* Written task
Set down each line of the material that follows, exactly, with no pictures.

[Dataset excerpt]

_ _ _ _ _

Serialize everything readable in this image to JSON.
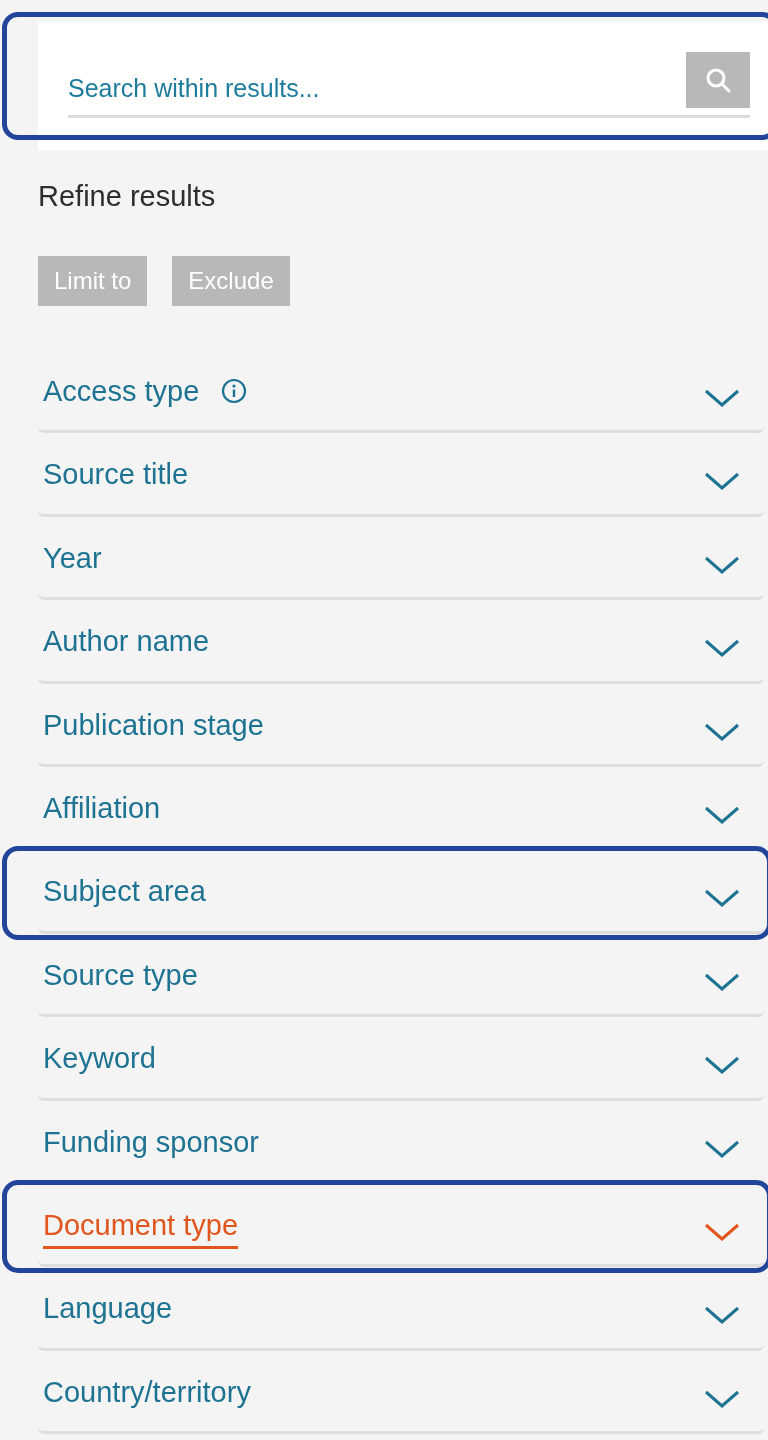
{
  "search": {
    "placeholder": "Search within results...",
    "highlighted": true
  },
  "heading": "Refine results",
  "actions": [
    {
      "label": "Limit to",
      "disabled": true
    },
    {
      "label": "Exclude",
      "disabled": true
    }
  ],
  "filters": [
    {
      "label": "Access type",
      "info": true,
      "selected": false,
      "highlighted": false
    },
    {
      "label": "Source title",
      "info": false,
      "selected": false,
      "highlighted": false
    },
    {
      "label": "Year",
      "info": false,
      "selected": false,
      "highlighted": false
    },
    {
      "label": "Author name",
      "info": false,
      "selected": false,
      "highlighted": false
    },
    {
      "label": "Publication stage",
      "info": false,
      "selected": false,
      "highlighted": false
    },
    {
      "label": "Affiliation",
      "info": false,
      "selected": false,
      "highlighted": false
    },
    {
      "label": "Subject area",
      "info": false,
      "selected": false,
      "highlighted": true
    },
    {
      "label": "Source type",
      "info": false,
      "selected": false,
      "highlighted": false
    },
    {
      "label": "Keyword",
      "info": false,
      "selected": false,
      "highlighted": false
    },
    {
      "label": "Funding sponsor",
      "info": false,
      "selected": false,
      "highlighted": false
    },
    {
      "label": "Document type",
      "info": false,
      "selected": true,
      "highlighted": true
    },
    {
      "label": "Language",
      "info": false,
      "selected": false,
      "highlighted": false
    },
    {
      "label": "Country/territory",
      "info": false,
      "selected": false,
      "highlighted": false
    }
  ]
}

_ _ _ _ _

* Worked solution
Serialize everything readable in this image to JSON.
{
  "search": {
    "placeholder": "Search within results...",
    "highlighted": true
  },
  "heading": "Refine results",
  "actions": [
    {
      "label": "Limit to",
      "disabled": true
    },
    {
      "label": "Exclude",
      "disabled": true
    }
  ],
  "filters": [
    {
      "label": "Access type",
      "info": true,
      "selected": false,
      "highlighted": false
    },
    {
      "label": "Source title",
      "info": false,
      "selected": false,
      "highlighted": false
    },
    {
      "label": "Year",
      "info": false,
      "selected": false,
      "highlighted": false
    },
    {
      "label": "Author name",
      "info": false,
      "selected": false,
      "highlighted": false
    },
    {
      "label": "Publication stage",
      "info": false,
      "selected": false,
      "highlighted": false
    },
    {
      "label": "Affiliation",
      "info": false,
      "selected": false,
      "highlighted": false
    },
    {
      "label": "Subject area",
      "info": false,
      "selected": false,
      "highlighted": true
    },
    {
      "label": "Source type",
      "info": false,
      "selected": false,
      "highlighted": false
    },
    {
      "label": "Keyword",
      "info": false,
      "selected": false,
      "highlighted": false
    },
    {
      "label": "Funding sponsor",
      "info": false,
      "selected": false,
      "highlighted": false
    },
    {
      "label": "Document type",
      "info": false,
      "selected": true,
      "highlighted": true
    },
    {
      "label": "Language",
      "info": false,
      "selected": false,
      "highlighted": false
    },
    {
      "label": "Country/territory",
      "info": false,
      "selected": false,
      "highlighted": false
    }
  ]
}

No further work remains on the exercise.